- **GIVEN PROBLEM**
Repeat the records exactly. Every line must match.

- **THE DATA**
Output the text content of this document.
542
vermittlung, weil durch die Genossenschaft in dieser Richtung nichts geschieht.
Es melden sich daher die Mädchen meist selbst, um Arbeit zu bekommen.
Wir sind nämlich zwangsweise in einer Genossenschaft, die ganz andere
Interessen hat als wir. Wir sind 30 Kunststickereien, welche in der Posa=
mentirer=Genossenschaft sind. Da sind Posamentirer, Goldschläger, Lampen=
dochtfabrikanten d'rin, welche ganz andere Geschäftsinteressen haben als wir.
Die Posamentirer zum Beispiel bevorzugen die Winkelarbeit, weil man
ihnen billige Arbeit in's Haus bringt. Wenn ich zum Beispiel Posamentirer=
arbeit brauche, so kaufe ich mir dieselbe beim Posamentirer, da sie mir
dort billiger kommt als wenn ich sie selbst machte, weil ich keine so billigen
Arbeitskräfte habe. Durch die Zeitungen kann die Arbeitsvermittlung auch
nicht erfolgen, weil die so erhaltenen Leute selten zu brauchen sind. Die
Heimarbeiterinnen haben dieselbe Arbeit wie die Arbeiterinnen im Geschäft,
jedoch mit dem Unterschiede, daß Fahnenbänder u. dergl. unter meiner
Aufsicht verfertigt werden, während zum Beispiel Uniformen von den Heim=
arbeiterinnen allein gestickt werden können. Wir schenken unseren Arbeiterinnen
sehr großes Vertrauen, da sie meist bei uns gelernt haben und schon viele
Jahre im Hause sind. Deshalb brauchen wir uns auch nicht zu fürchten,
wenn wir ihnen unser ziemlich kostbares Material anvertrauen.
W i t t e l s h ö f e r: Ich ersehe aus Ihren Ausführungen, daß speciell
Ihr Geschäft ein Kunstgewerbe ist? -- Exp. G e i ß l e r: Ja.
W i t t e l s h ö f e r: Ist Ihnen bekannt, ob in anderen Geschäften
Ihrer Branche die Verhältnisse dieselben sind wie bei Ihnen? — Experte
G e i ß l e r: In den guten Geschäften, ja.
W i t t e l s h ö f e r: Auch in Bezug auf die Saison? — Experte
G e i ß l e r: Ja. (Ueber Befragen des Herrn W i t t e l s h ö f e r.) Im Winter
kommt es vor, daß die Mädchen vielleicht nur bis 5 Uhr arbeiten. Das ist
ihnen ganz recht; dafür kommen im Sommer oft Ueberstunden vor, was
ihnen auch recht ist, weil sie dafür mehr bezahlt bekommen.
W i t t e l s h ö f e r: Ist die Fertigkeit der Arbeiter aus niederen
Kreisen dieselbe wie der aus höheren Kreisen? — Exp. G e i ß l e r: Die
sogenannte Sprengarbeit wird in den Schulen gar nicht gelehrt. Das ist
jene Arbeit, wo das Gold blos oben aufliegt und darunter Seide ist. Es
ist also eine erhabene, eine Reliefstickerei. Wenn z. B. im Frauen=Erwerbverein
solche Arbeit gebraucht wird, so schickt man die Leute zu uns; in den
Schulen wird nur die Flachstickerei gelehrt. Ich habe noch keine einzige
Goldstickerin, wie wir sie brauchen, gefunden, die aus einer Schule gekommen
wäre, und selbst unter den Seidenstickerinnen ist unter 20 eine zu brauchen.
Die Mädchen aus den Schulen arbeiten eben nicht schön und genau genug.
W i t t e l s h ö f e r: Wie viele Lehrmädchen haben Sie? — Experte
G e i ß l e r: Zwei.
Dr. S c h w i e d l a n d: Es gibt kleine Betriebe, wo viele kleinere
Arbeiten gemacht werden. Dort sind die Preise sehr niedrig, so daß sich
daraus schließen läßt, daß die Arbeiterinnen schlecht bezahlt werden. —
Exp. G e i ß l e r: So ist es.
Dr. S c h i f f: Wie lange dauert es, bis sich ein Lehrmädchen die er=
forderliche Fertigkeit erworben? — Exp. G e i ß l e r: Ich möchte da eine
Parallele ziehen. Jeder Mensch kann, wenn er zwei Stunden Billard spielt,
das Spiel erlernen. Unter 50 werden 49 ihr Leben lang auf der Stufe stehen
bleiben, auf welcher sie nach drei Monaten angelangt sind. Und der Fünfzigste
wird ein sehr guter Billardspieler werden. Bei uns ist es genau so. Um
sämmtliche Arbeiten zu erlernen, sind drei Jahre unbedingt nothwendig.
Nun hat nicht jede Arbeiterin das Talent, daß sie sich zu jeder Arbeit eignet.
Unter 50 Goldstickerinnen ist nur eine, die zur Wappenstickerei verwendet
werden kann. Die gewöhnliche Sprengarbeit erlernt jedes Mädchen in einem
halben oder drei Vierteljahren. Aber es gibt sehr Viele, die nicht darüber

- **ANSWER**
Output the text content of this document.
542
vermittlung, weil durch die Genossenschaft in dieser Richtung nichts geschieht.
Es melden sich daher die Mädchen meist selbst, um Arbeit zu bekommen.
Wir sind nämlich zwangsweise in einer Genossenschaft, die ganz andere
Interessen hat als wir. Wir sind 30 Kunststickereien, welche in der Posa=
mentirer=Genossenschaft sind. Da sind Posamentirer, Goldschläger, Lampen=
dochtfabrikanten d'rin, welche ganz andere Geschäftsinteressen haben als wir.
Die Posamentirer zum Beispiel bevorzugen die Winkelarbeit, weil man
ihnen billige Arbeit in's Haus bringt. Wenn ich zum Beispiel Posamentirer=
arbeit brauche, so kaufe ich mir dieselbe beim Posamentirer, da sie mir
dort billiger kommt als wenn ich sie selbst machte, weil ich keine so billigen
Arbeitskräfte habe. Durch die Zeitungen kann die Arbeitsvermittlung auch
nicht erfolgen, weil die so erhaltenen Leute selten zu brauchen sind. Die
Heimarbeiterinnen haben dieselbe Arbeit wie die Arbeiterinnen im Geschäft,
jedoch mit dem Unterschiede, daß Fahnenbänder u. dergl. unter meiner
Aufsicht verfertigt werden, während zum Beispiel Uniformen von den Heim=
arbeiterinnen allein gestickt werden können. Wir schenken unseren Arbeiterinnen
sehr großes Vertrauen, da sie meist bei uns gelernt haben und schon viele
Jahre im Hause sind. Deshalb brauchen wir uns auch nicht zu fürchten,
wenn wir ihnen unser ziemlich kostbares Material anvertrauen.
W i t t e l s h ö f e r: Ich ersehe aus Ihren Ausführungen, daß speciell
Ihr Geschäft ein Kunstgewerbe ist? -- Exp. G e i ß l e r: Ja.
W i t t e l s h ö f e r: Ist Ihnen bekannt, ob in anderen Geschäften
Ihrer Branche die Verhältnisse dieselben sind wie bei Ihnen? — Experte
G e i ß l e r: In den guten Geschäften, ja.
W i t t e l s h ö f e r: Auch in Bezug auf die Saison? — Experte
G e i ß l e r: Ja. (Ueber Befragen des Herrn W i t t e l s h ö f e r.) Im Winter
kommt es vor, daß die Mädchen vielleicht nur bis 5 Uhr arbeiten. Das ist
ihnen ganz recht; dafür kommen im Sommer oft Ueberstunden vor, was
ihnen auch recht ist, weil sie dafür mehr bezahlt bekommen.
W i t t e l s h ö f e r: Ist die Fertigkeit der Arbeiter aus niederen
Kreisen dieselbe wie der aus höheren Kreisen? — Exp. G e i ß l e r: Die
sogenannte Sprengarbeit wird in den Schulen gar nicht gelehrt. Das ist
jene Arbeit, wo das Gold blos oben aufliegt und darunter Seide ist. Es
ist also eine erhabene, eine Reliefstickerei. Wenn z. B. im Frauen=Erwerbverein
solche Arbeit gebraucht wird, so schickt man die Leute zu uns; in den
Schulen wird nur die Flachstickerei gelehrt. Ich habe noch keine einzige
Goldstickerin, wie wir sie brauchen, gefunden, die aus einer Schule gekommen
wäre, und selbst unter den Seidenstickerinnen ist unter 20 eine zu brauchen.
Die Mädchen aus den Schulen arbeiten eben nicht schön und genau genug.
W i t t e l s h ö f e r: Wie viele Lehrmädchen haben Sie? — Experte
G e i ß l e r: Zwei.
Dr. S c h w i e d l a n d: Es gibt kleine Betriebe, wo viele kleinere
Arbeiten gemacht werden. Dort sind die Preise sehr niedrig, so daß sich
daraus schließen läßt, daß die Arbeiterinnen schlecht bezahlt werden. —
Exp. G e i ß l e r: So ist es.
Dr. S c h i f f: Wie lange dauert es, bis sich ein Lehrmädchen die er=
forderliche Fertigkeit erworben? — Exp. G e i ß l e r: Ich möchte da eine
Parallele ziehen. Jeder Mensch kann, wenn er zwei Stunden Billard spielt,
das Spiel erlernen. Unter 50 werden 49 ihr Leben lang auf der Stufe stehen
bleiben, auf welcher sie nach drei Monaten angelangt sind. Und der Fünfzigste
wird ein sehr guter Billardspieler werden. Bei uns ist es genau so. Um
sämmtliche Arbeiten zu erlernen, sind drei Jahre unbedingt nothwendig.
Nun hat nicht jede Arbeiterin das Talent, daß sie sich zu jeder Arbeit eignet.
Unter 50 Goldstickerinnen ist nur eine, die zur Wappenstickerei verwendet
werden kann. Die gewöhnliche Sprengarbeit erlernt jedes Mädchen in einem
halben oder drei Vierteljahren. Aber es gibt sehr Viele, die nicht darüber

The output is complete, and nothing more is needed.